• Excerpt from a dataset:
------------------------------------
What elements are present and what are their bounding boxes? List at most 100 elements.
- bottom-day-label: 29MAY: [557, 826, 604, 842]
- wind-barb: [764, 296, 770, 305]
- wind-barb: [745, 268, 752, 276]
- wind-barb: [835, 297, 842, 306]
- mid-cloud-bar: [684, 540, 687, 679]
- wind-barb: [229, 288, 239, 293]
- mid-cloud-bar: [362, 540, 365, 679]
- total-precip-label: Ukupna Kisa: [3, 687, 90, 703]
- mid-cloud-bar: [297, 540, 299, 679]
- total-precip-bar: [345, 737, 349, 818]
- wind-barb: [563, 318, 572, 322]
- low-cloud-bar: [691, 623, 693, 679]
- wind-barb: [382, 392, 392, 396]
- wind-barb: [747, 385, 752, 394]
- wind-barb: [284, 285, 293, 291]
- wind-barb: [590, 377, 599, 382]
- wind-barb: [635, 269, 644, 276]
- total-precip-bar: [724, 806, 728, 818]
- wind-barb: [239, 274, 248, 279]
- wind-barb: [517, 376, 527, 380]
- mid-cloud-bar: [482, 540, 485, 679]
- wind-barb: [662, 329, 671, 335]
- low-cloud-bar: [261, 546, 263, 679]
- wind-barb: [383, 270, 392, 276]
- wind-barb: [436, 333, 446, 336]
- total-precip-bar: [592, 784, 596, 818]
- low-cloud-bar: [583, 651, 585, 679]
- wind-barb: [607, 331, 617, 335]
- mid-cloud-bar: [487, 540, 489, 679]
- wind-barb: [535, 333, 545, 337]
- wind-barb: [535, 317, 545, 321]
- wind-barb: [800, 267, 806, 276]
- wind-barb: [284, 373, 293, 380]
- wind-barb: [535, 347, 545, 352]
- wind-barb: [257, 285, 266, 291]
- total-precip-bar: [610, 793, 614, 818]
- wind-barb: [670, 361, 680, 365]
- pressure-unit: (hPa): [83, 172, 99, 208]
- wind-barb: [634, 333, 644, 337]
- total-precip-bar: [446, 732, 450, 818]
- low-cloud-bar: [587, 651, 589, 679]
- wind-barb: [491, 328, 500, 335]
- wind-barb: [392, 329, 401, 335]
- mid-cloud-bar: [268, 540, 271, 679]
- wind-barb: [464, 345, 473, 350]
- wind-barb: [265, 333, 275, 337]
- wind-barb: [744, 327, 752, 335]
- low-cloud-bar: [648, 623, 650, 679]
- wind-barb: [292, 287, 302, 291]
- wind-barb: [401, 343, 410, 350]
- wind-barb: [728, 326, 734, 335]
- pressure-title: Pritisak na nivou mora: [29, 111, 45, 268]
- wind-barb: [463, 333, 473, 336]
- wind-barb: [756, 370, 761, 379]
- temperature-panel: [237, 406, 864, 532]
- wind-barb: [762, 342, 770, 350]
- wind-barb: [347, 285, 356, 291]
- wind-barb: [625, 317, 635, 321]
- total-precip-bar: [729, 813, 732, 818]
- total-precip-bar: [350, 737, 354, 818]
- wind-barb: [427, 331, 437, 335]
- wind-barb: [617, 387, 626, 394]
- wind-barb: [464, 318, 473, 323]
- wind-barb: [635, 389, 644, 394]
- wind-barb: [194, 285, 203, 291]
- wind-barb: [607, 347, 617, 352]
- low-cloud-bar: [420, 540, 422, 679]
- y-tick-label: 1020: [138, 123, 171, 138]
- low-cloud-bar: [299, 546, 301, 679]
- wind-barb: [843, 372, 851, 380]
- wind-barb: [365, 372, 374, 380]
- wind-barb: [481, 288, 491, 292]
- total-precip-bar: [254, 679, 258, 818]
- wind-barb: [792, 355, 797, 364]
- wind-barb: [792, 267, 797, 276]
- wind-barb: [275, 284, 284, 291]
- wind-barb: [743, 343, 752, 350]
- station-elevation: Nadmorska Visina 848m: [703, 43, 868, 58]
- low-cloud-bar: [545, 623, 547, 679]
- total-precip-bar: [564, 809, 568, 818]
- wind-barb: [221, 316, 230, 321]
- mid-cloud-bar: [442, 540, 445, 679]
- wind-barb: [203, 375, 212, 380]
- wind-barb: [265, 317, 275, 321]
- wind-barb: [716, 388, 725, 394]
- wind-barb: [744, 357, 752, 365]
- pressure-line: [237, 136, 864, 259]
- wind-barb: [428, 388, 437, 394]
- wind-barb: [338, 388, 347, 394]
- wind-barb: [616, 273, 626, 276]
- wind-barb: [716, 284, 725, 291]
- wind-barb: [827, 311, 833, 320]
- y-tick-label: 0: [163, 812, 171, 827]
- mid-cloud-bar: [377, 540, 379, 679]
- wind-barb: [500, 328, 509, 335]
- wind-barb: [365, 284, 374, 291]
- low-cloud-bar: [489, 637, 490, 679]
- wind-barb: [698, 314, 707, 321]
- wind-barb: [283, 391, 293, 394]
------------------------------------
• Task statement:
Write out every line of the records above again, character for character and in the same order.

• Answer for the task:
What elements are present and what are their bounding boxes? List at most 100 elements.
- bottom-day-label: 29MAY: [557, 826, 604, 842]
- wind-barb: [764, 296, 770, 305]
- wind-barb: [745, 268, 752, 276]
- wind-barb: [835, 297, 842, 306]
- mid-cloud-bar: [684, 540, 687, 679]
- wind-barb: [229, 288, 239, 293]
- mid-cloud-bar: [362, 540, 365, 679]
- total-precip-label: Ukupna Kisa: [3, 687, 90, 703]
- mid-cloud-bar: [297, 540, 299, 679]
- total-precip-bar: [345, 737, 349, 818]
- wind-barb: [563, 318, 572, 322]
- low-cloud-bar: [691, 623, 693, 679]
- wind-barb: [382, 392, 392, 396]
- wind-barb: [747, 385, 752, 394]
- wind-barb: [284, 285, 293, 291]
- wind-barb: [590, 377, 599, 382]
- wind-barb: [635, 269, 644, 276]
- total-precip-bar: [724, 806, 728, 818]
- wind-barb: [239, 274, 248, 279]
- wind-barb: [517, 376, 527, 380]
- mid-cloud-bar: [482, 540, 485, 679]
- wind-barb: [662, 329, 671, 335]
- low-cloud-bar: [261, 546, 263, 679]
- wind-barb: [383, 270, 392, 276]
- wind-barb: [436, 333, 446, 336]
- total-precip-bar: [592, 784, 596, 818]
- low-cloud-bar: [583, 651, 585, 679]
- wind-barb: [607, 331, 617, 335]
- mid-cloud-bar: [487, 540, 489, 679]
- wind-barb: [535, 333, 545, 337]
- wind-barb: [535, 317, 545, 321]
- wind-barb: [800, 267, 806, 276]
- wind-barb: [284, 373, 293, 380]
- wind-barb: [535, 347, 545, 352]
- wind-barb: [257, 285, 266, 291]
- total-precip-bar: [610, 793, 614, 818]
- wind-barb: [670, 361, 680, 365]
- pressure-unit: (hPa): [83, 172, 99, 208]
- wind-barb: [634, 333, 644, 337]
- total-precip-bar: [446, 732, 450, 818]
- low-cloud-bar: [587, 651, 589, 679]
- wind-barb: [491, 328, 500, 335]
- wind-barb: [392, 329, 401, 335]
- mid-cloud-bar: [268, 540, 271, 679]
- wind-barb: [464, 345, 473, 350]
- wind-barb: [265, 333, 275, 337]
- wind-barb: [744, 327, 752, 335]
- low-cloud-bar: [648, 623, 650, 679]
- wind-barb: [292, 287, 302, 291]
- wind-barb: [401, 343, 410, 350]
- wind-barb: [728, 326, 734, 335]
- pressure-title: Pritisak na nivou mora: [29, 111, 45, 268]
- wind-barb: [463, 333, 473, 336]
- wind-barb: [756, 370, 761, 379]
- temperature-panel: [237, 406, 864, 532]
- wind-barb: [762, 342, 770, 350]
- wind-barb: [347, 285, 356, 291]
- wind-barb: [625, 317, 635, 321]
- total-precip-bar: [729, 813, 732, 818]
- total-precip-bar: [350, 737, 354, 818]
- wind-barb: [427, 331, 437, 335]
- wind-barb: [617, 387, 626, 394]
- wind-barb: [464, 318, 473, 323]
- wind-barb: [635, 389, 644, 394]
- wind-barb: [194, 285, 203, 291]
- wind-barb: [607, 347, 617, 352]
- low-cloud-bar: [420, 540, 422, 679]
- y-tick-label: 1020: [138, 123, 171, 138]
- low-cloud-bar: [299, 546, 301, 679]
- wind-barb: [843, 372, 851, 380]
- wind-barb: [365, 372, 374, 380]
- wind-barb: [481, 288, 491, 292]
- total-precip-bar: [254, 679, 258, 818]
- wind-barb: [792, 355, 797, 364]
- wind-barb: [792, 267, 797, 276]
- wind-barb: [275, 284, 284, 291]
- wind-barb: [743, 343, 752, 350]
- station-elevation: Nadmorska Visina 848m: [703, 43, 868, 58]
- low-cloud-bar: [545, 623, 547, 679]
- total-precip-bar: [564, 809, 568, 818]
- wind-barb: [221, 316, 230, 321]
- mid-cloud-bar: [442, 540, 445, 679]
- wind-barb: [203, 375, 212, 380]
- wind-barb: [265, 317, 275, 321]
- wind-barb: [716, 388, 725, 394]
- wind-barb: [744, 357, 752, 365]
- pressure-line: [237, 136, 864, 259]
- wind-barb: [428, 388, 437, 394]
- wind-barb: [338, 388, 347, 394]
- wind-barb: [616, 273, 626, 276]
- wind-barb: [716, 284, 725, 291]
- wind-barb: [827, 311, 833, 320]
- y-tick-label: 0: [163, 812, 171, 827]
- mid-cloud-bar: [377, 540, 379, 679]
- wind-barb: [500, 328, 509, 335]
- wind-barb: [365, 284, 374, 291]
- low-cloud-bar: [489, 637, 490, 679]
- wind-barb: [698, 314, 707, 321]
- wind-barb: [283, 391, 293, 394]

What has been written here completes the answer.